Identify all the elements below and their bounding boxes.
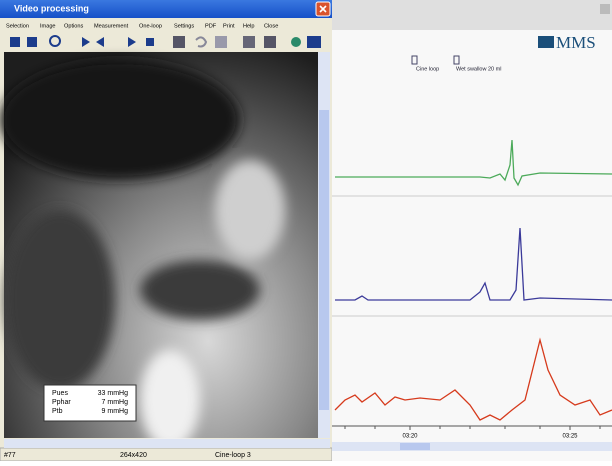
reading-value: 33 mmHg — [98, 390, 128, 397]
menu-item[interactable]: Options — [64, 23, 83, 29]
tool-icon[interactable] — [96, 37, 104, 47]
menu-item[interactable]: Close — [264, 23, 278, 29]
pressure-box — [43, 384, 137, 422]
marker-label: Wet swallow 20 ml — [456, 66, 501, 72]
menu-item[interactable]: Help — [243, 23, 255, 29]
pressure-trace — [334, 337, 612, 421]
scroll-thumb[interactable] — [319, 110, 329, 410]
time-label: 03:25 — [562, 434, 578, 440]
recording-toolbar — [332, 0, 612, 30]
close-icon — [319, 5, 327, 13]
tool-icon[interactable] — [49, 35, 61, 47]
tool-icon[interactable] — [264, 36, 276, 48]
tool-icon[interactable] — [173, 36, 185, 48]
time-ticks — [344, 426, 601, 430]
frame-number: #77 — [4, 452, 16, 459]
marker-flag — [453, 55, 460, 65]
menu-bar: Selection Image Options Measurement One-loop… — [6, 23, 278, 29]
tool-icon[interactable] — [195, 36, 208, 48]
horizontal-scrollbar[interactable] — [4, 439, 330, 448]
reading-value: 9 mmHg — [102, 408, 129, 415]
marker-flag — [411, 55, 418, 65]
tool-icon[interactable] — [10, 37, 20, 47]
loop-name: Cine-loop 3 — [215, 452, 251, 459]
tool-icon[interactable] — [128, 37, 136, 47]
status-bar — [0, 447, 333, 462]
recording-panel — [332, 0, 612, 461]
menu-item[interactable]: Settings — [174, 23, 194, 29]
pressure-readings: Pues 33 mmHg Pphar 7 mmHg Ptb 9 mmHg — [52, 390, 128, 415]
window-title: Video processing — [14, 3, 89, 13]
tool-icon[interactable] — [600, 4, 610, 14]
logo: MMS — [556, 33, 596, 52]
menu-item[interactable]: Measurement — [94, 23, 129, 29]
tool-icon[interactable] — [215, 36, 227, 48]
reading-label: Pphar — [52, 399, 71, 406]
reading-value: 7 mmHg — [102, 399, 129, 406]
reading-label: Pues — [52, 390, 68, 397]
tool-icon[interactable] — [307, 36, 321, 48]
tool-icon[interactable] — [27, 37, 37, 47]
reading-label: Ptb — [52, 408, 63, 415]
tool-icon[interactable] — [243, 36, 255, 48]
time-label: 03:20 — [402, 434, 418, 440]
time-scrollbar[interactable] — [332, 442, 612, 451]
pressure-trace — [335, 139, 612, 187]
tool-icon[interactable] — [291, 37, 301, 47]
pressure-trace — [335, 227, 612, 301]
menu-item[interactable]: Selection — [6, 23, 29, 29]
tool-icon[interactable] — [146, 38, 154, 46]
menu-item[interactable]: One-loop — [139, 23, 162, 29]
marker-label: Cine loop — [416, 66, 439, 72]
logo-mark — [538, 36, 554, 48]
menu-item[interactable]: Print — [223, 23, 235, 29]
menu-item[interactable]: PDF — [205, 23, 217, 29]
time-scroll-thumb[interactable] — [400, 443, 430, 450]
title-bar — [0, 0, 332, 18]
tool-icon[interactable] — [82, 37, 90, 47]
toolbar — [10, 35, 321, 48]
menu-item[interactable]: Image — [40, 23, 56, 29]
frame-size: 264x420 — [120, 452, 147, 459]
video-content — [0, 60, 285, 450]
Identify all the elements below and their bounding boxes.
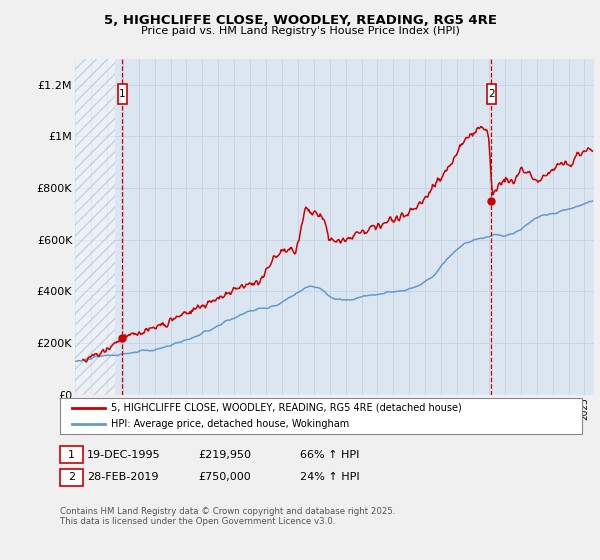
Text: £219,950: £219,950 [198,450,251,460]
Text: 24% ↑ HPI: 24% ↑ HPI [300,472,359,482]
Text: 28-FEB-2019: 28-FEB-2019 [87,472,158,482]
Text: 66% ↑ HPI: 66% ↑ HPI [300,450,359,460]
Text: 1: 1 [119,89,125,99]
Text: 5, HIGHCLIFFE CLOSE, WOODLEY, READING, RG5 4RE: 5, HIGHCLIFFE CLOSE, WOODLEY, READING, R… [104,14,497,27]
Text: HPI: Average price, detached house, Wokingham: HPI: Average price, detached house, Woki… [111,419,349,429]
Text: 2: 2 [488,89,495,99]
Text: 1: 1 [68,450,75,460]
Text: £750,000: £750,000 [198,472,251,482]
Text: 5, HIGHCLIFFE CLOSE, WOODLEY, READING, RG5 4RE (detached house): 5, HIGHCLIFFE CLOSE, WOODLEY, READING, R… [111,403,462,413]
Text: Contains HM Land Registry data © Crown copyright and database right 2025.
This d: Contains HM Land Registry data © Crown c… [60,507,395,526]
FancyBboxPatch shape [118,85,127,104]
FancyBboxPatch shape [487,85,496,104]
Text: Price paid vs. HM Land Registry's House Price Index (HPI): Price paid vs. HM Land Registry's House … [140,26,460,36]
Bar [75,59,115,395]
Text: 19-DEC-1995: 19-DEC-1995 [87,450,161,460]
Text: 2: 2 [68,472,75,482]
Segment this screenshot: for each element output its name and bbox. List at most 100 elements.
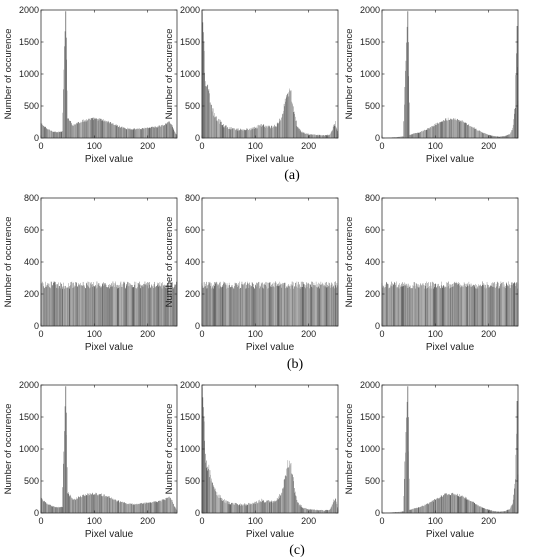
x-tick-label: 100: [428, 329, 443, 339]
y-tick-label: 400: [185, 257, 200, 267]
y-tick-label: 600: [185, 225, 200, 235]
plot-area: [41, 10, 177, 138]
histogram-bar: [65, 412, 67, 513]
::::::::
• WHAT YOU WILL DO:
Copy every row above verbatim, leaving out the pictures.

• ANSWER TO THE EXERCISE:
Identify all the elements below and their bounding boxes.
reading-value: 33 mmHg — [98, 390, 128, 397]
menu-item[interactable]: Options — [64, 23, 83, 29]
tool-icon[interactable] — [96, 37, 104, 47]
menu-item[interactable]: Close — [264, 23, 278, 29]
pressure-box — [43, 384, 137, 422]
marker-label: Wet swallow 20 ml — [456, 66, 501, 72]
menu-item[interactable]: Help — [243, 23, 255, 29]
pressure-trace — [334, 337, 612, 421]
scroll-thumb[interactable] — [319, 110, 329, 410]
time-label: 03:25 — [562, 434, 578, 440]
recording-toolbar — [332, 0, 612, 30]
close-icon — [319, 5, 327, 13]
tool-icon[interactable] — [49, 35, 61, 47]
tool-icon[interactable] — [264, 36, 276, 48]
tool-icon[interactable] — [173, 36, 185, 48]
time-ticks — [344, 426, 601, 430]
frame-number: #77 — [4, 452, 16, 459]
marker-flag — [453, 55, 460, 65]
menu-bar: Selection Image Options Measurement One-loop… — [6, 23, 278, 29]
tool-icon[interactable] — [195, 36, 208, 48]
horizontal-scrollbar[interactable] — [4, 439, 330, 448]
reading-value: 9 mmHg — [102, 408, 129, 415]
marker-flag — [411, 55, 418, 65]
tool-icon[interactable] — [10, 37, 20, 47]
loop-name: Cine-loop 3 — [215, 452, 251, 459]
tool-icon[interactable] — [128, 37, 136, 47]
status-bar — [0, 447, 333, 462]
recording-panel — [332, 0, 612, 461]
menu-item[interactable]: Settings — [174, 23, 194, 29]
pressure-readings: Pues 33 mmHg Pphar 7 mmHg Ptb 9 mmHg — [52, 390, 128, 415]
window-title: Video processing — [14, 3, 89, 13]
tool-icon[interactable] — [600, 4, 610, 14]
logo: MMS — [556, 33, 596, 52]
menu-item[interactable]: Measurement — [94, 23, 129, 29]
tool-icon[interactable] — [215, 36, 227, 48]
reading-label: Pphar — [52, 399, 71, 406]
reading-value: 7 mmHg — [102, 399, 129, 406]
reading-label: Pues — [52, 390, 68, 397]
tool-icon[interactable] — [307, 36, 321, 48]
tool-icon[interactable] — [27, 37, 37, 47]
reading-label: Ptb — [52, 408, 63, 415]
tool-icon[interactable] — [243, 36, 255, 48]
time-label: 03:20 — [402, 434, 418, 440]
time-scrollbar[interactable] — [332, 442, 612, 451]
pressure-trace — [335, 139, 612, 187]
tool-icon[interactable] — [291, 37, 301, 47]
pressure-trace — [335, 227, 612, 301]
menu-item[interactable]: Selection — [6, 23, 29, 29]
tool-icon[interactable] — [146, 38, 154, 46]
menu-item[interactable]: One-loop — [139, 23, 162, 29]
marker-label: Cine loop — [416, 66, 439, 72]
logo-mark — [538, 36, 554, 48]
menu-item[interactable]: Print — [223, 23, 235, 29]
menu-item[interactable]: PDF — [205, 23, 217, 29]
time-scroll-thumb[interactable] — [400, 443, 430, 450]
title-bar — [0, 0, 332, 18]
tool-icon[interactable] — [82, 37, 90, 47]
toolbar — [10, 35, 321, 48]
menu-item[interactable]: Image — [40, 23, 56, 29]
frame-size: 264x420 — [120, 452, 147, 459]
video-content — [0, 60, 285, 450]
Identify all the elements below and their bounding boxes.
Text: £219,950: £219,950 [198,450,251,460]
Text: 24% ↑ HPI: 24% ↑ HPI [300,472,359,482]
Text: 28-FEB-2019: 28-FEB-2019 [87,472,158,482]
Text: 66% ↑ HPI: 66% ↑ HPI [300,450,359,460]
Text: 1: 1 [119,89,125,99]
Text: 5, HIGHCLIFFE CLOSE, WOODLEY, READING, RG5 4RE: 5, HIGHCLIFFE CLOSE, WOODLEY, READING, R… [104,14,497,27]
Text: HPI: Average price, detached house, Wokingham: HPI: Average price, detached house, Woki… [111,419,349,429]
Text: 2: 2 [488,89,495,99]
Text: 1: 1 [68,450,75,460]
Text: £750,000: £750,000 [198,472,251,482]
Text: 5, HIGHCLIFFE CLOSE, WOODLEY, READING, RG5 4RE (detached house): 5, HIGHCLIFFE CLOSE, WOODLEY, READING, R… [111,403,462,413]
Text: Contains HM Land Registry data © Crown copyright and database right 2025.
This d: Contains HM Land Registry data © Crown c… [60,507,395,526]
FancyBboxPatch shape [118,85,127,104]
FancyBboxPatch shape [487,85,496,104]
Text: Price paid vs. HM Land Registry's House Price Index (HPI): Price paid vs. HM Land Registry's House … [140,26,460,36]
Bar [75,59,115,395]
Text: 19-DEC-1995: 19-DEC-1995 [87,450,161,460]
Text: 2: 2 [68,472,75,482]
Segment this screenshot: for each element output its name and bbox. List at most 100 elements.
x-tick-label: 100: [428, 329, 443, 339]
y-tick-label: 400: [185, 257, 200, 267]
y-tick-label: 600: [185, 225, 200, 235]
plot-area: [41, 10, 177, 138]
histogram-bar: [65, 412, 67, 513]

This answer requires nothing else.